** begin **

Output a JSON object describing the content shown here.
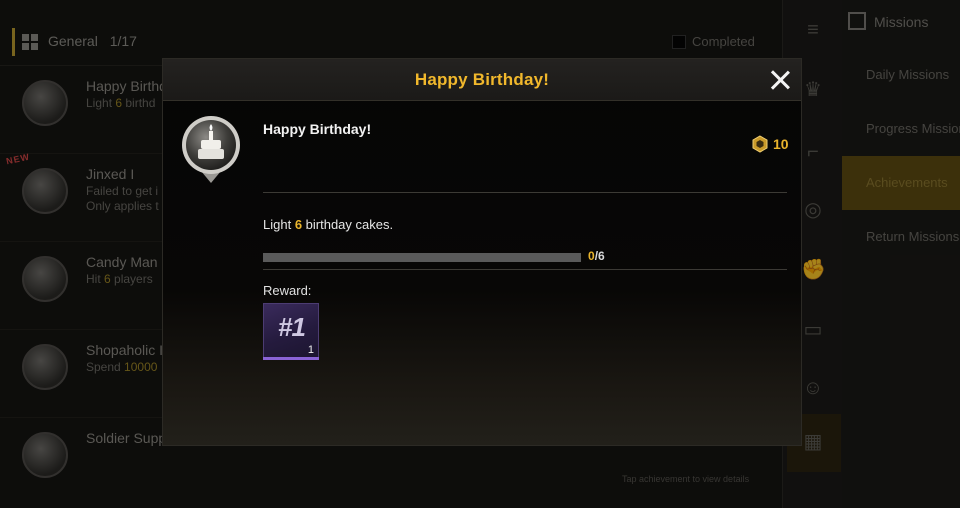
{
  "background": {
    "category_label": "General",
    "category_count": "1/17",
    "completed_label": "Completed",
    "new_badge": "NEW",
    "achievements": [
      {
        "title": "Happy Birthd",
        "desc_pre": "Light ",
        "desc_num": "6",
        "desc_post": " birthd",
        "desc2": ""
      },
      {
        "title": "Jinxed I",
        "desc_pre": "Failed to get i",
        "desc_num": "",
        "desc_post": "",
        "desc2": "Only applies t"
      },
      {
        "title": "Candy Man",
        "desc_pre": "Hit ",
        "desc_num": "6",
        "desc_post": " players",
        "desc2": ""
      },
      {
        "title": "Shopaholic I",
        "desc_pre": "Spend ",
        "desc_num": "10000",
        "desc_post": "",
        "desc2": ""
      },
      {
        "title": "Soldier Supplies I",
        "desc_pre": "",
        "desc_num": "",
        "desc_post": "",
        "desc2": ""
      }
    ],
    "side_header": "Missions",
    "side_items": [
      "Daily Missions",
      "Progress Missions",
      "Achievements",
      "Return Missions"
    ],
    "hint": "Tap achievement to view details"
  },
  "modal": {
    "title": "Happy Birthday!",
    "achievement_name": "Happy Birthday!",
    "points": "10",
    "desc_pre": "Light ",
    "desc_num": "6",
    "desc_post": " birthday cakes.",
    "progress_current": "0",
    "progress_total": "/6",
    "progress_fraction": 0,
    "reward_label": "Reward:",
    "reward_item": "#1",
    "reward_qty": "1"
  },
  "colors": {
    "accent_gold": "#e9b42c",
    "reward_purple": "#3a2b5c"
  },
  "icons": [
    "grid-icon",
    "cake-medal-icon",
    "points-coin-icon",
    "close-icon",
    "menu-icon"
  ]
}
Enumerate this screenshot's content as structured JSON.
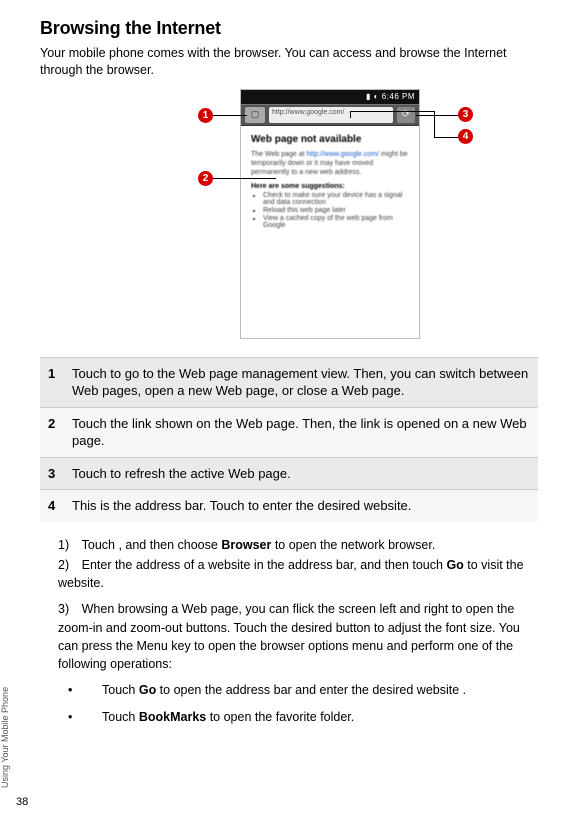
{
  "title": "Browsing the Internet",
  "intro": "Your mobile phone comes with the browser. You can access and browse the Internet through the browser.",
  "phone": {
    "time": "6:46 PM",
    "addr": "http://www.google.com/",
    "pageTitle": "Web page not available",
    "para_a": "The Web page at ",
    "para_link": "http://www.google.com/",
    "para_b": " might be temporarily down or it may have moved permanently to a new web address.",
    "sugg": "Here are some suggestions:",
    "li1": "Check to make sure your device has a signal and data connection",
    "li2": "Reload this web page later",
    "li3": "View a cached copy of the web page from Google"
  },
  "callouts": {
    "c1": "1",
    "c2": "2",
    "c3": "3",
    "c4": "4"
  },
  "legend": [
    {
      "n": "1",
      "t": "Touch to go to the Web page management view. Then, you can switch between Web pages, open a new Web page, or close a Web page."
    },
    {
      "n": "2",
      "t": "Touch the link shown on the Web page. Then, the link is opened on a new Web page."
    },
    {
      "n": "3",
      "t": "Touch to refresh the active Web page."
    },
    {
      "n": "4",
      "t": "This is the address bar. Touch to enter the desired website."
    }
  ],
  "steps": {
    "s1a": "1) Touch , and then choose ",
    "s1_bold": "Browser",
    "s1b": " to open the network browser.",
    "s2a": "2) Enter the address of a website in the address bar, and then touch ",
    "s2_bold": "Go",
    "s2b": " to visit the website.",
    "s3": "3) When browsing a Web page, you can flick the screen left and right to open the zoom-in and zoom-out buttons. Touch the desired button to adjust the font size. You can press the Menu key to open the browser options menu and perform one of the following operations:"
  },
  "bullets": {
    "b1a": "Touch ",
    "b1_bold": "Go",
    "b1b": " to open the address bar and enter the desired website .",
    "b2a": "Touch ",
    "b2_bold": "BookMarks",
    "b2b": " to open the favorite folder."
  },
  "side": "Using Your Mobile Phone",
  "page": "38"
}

** end **

Task details: Copy each line of the records containing the string "http".

Answer to this task:
    "addr": "http://www.google.com/",
    "para_link": "http://www.google.com/",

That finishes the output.